▸ **Given problem**: Locate each line with the string "strict" in the listing below and copy it.

Data excerpts:
★ ★ ★ ★
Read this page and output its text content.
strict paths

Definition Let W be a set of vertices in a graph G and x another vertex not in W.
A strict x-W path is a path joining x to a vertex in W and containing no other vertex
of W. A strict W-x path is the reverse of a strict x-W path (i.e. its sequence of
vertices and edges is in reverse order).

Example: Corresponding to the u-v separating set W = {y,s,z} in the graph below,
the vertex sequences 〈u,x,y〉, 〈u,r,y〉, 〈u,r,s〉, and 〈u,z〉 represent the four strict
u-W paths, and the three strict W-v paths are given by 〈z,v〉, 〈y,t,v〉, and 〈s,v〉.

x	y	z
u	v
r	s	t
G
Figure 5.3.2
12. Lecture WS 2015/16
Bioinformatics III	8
★ ★ ★ ★
▸ **Solution to this task**:
strict paths
A strict x-W path is a path joining x to a vertex in W and containing no other vertex
of W. A strict W-x path is the reverse of a strict x-W path (i.e. its sequence of
the vertex sequences 〈u,x,y〉, 〈u,r,y〉, 〈u,r,s〉, and 〈u,z〉 represent the four strict
u-W paths, and the three strict W-v paths are given by 〈z,v〉, 〈y,t,v〉, and 〈s,v〉.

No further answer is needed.